**Problem requirements:** Locate "Transcribe the text in this document." in the records below, then copy its line and every following line exactly, without the pictures.

Data records
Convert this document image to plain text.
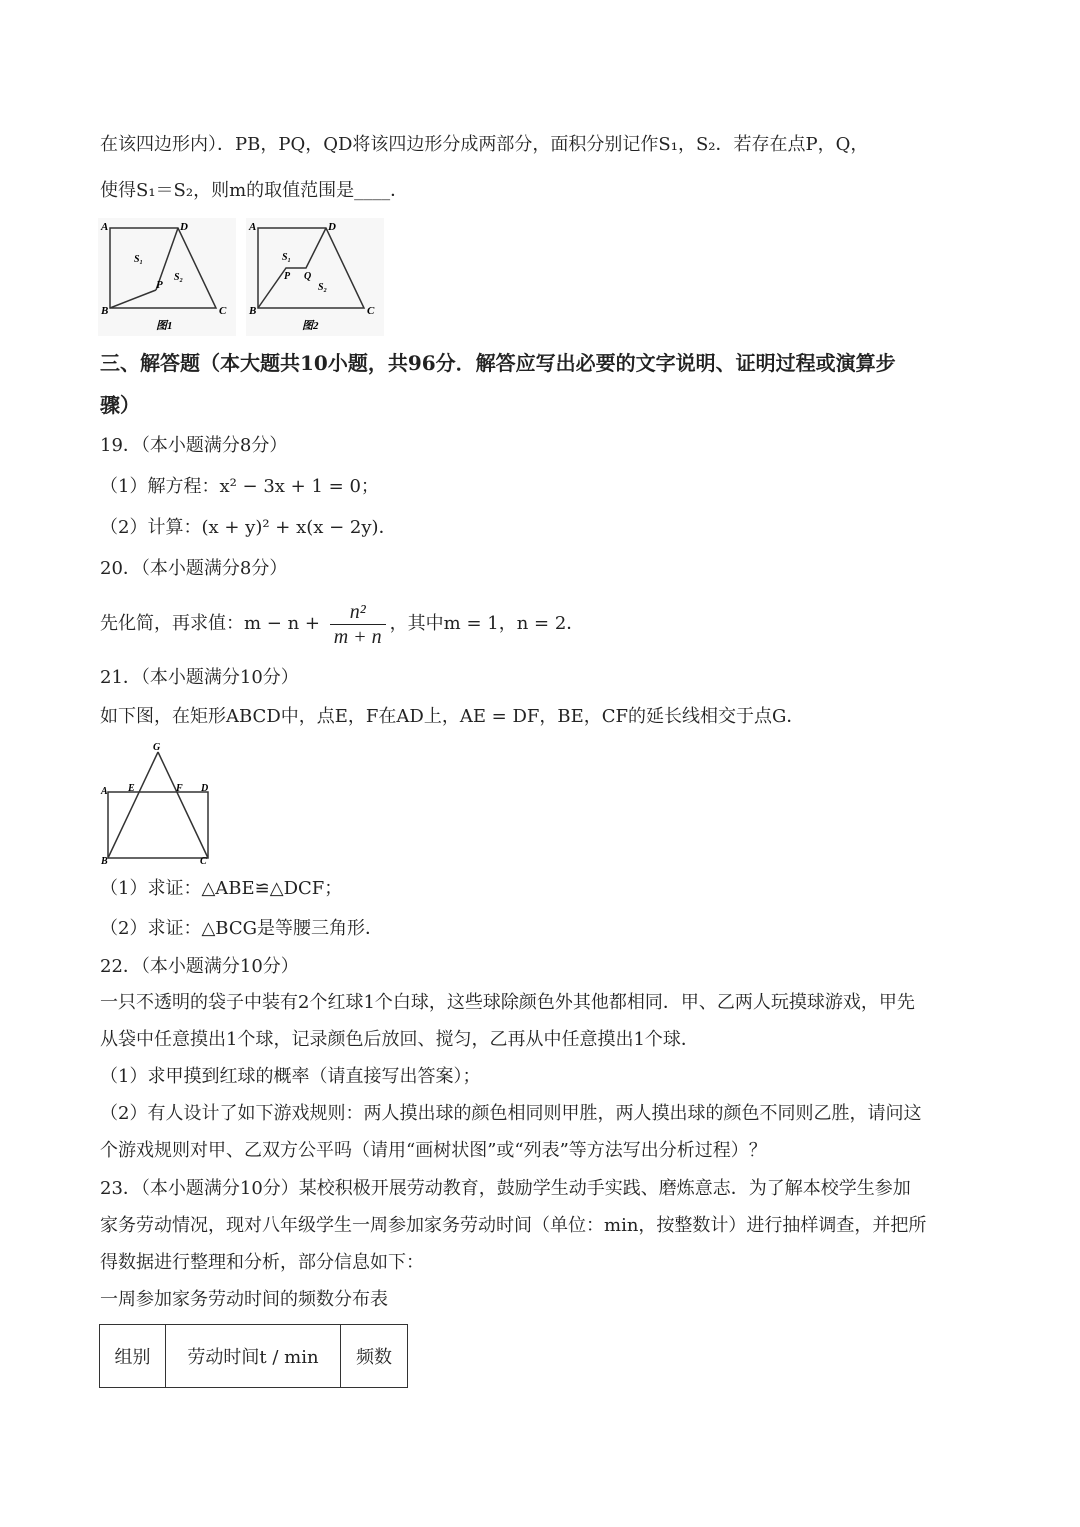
在该四边形内）．PB，PQ，QD将该四边形分成两部分，面积分别记作S₁，S₂．若存在点P，Q，
使得S₁＝S₂，则m的取值范围是____．
A	D
B	C
P
S₁
S₂
图1
A	D
B	C
P Q
S₁
S₂
图2
三、解答题（本大题共10小题，共96分．解答应写出必要的文字说明、证明过程或演算步
骤）
19．（本小题满分8分）
（1）解方程：x² − 3x + 1 = 0；
（2）计算：(x + y)² + x(x − 2y)．
20．（本小题满分8分）
先化简，再求值：$m - n + \frac{\text{n²}}{m + n}$ ，其中m = 1，n = 2．
21．（本小题满分10分）
如下图，在矩形ABCD中，点E，F在AD上，AE = DF，BE，CF的延长线相交于点G．
G
A E	F D
B	C
（1）求证：△ABE≌△DCF；
（2）求证：△BCG是等腰三角形．
22．（本小题满分10分）
一只不透明的袋子中装有2个红球1个白球，这些球除颜色外其他都相同．甲、乙两人玩摸球游戏，甲先
从袋中任意摸出1个球，记录颜色后放回、搅匀，乙再从中任意摸出1个球．
（1）求甲摸到红球的概率（请直接写出答案）；
（2）有人设计了如下游戏规则：两人摸出球的颜色相同则甲胜，两人摸出球的颜色不同则乙胜，请问这
个游戏规则对甲、乙双方公平吗（请用“画树状图”或“列表”等方法写出分析过程）？
23．（本小题满分10分）某校积极开展劳动教育，鼓励学生动手实践、磨炼意志．为了解本校学生参加
家务劳动情况，现对八年级学生一周参加家务劳动时间（单位：min，按整数计）进行抽样调查，并把所
得数据进行整理和分析，部分信息如下：
一周参加家务劳动时间的频数分布表
组别	劳动时间t / min	频数
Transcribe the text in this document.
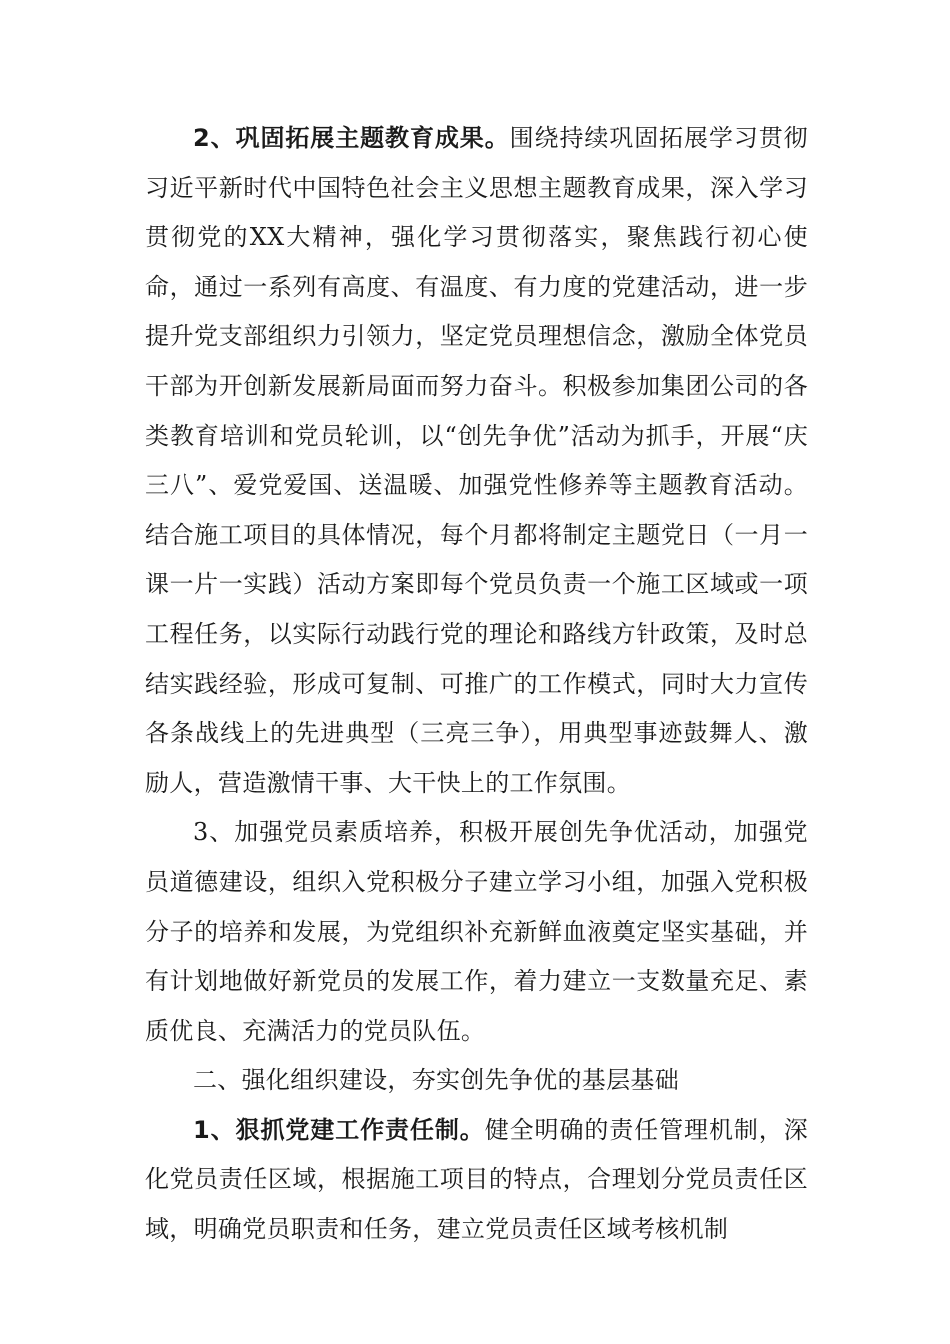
2、巩固拓展主题教育成果。围绕持续巩固拓展学习贯彻习近平新时代中国特色社会主义思想主题教育成果，深入学习贯彻党的XX大精神，强化学习贯彻落实，聚焦践行初心使命，通过一系列有高度、有温度、有力度的党建活动，进一步提升党支部组织力引领力，坚定党员理想信念，激励全体党员干部为开创新发展新局面而努力奋斗。积极参加集团公司的各类教育培训和党员轮训，以“创先争优”活动为抓手，开展“庆三八”、爱党爱国、送温暖、加强党性修养等主题教育活动。结合施工项目的具体情况，每个月都将制定主题党日（一月一课一片一实践）活动方案即每个党员负责一个施工区域或一项工程任务，以实际行动践行党的理论和路线方针政策，及时总结实践经验，形成可复制、可推广的工作模式，同时大力宣传各条战线上的先进典型（三亮三争），用典型事迹鼓舞人、激励人，营造激情干事、大干快上的工作氛围。

3、加强党员素质培养，积极开展创先争优活动，加强党员道德建设，组织入党积极分子建立学习小组，加强入党积极分子的培养和发展，为党组织补充新鲜血液奠定坚实基础，并有计划地做好新党员的发展工作，着力建立一支数量充足、素质优良、充满活力的党员队伍。

二、强化组织建设，夯实创先争优的基层基础

1、狠抓党建工作责任制。健全明确的责任管理机制，深化党员责任区域，根据施工项目的特点，合理划分党员责任区域，明确党员职责和任务，建立党员责任区域考核机制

**Problem solution:**
Transcribe the text in this document.
2、巩固拓展主题教育成果。围绕持续巩固拓展学习贯彻习近平新时代中国特色社会主义思想主题教育成果，深入学习贯彻党的XX大精神，强化学习贯彻落实，聚焦践行初心使命，通过一系列有高度、有温度、有力度的党建活动，进一步提升党支部组织力引领力，坚定党员理想信念，激励全体党员干部为开创新发展新局面而努力奋斗。积极参加集团公司的各类教育培训和党员轮训，以“创先争优”活动为抓手，开展“庆三八”、爱党爱国、送温暖、加强党性修养等主题教育活动。结合施工项目的具体情况，每个月都将制定主题党日（一月一课一片一实践）活动方案即每个党员负责一个施工区域或一项工程任务，以实际行动践行党的理论和路线方针政策，及时总结实践经验，形成可复制、可推广的工作模式，同时大力宣传各条战线上的先进典型（三亮三争），用典型事迹鼓舞人、激励人，营造激情干事、大干快上的工作氛围。

3、加强党员素质培养，积极开展创先争优活动，加强党员道德建设，组织入党积极分子建立学习小组，加强入党积极分子的培养和发展，为党组织补充新鲜血液奠定坚实基础，并有计划地做好新党员的发展工作，着力建立一支数量充足、素质优良、充满活力的党员队伍。

二、强化组织建设，夯实创先争优的基层基础

1、狠抓党建工作责任制。健全明确的责任管理机制，深化党员责任区域，根据施工项目的特点，合理划分党员责任区域，明确党员职责和任务，建立党员责任区域考核机制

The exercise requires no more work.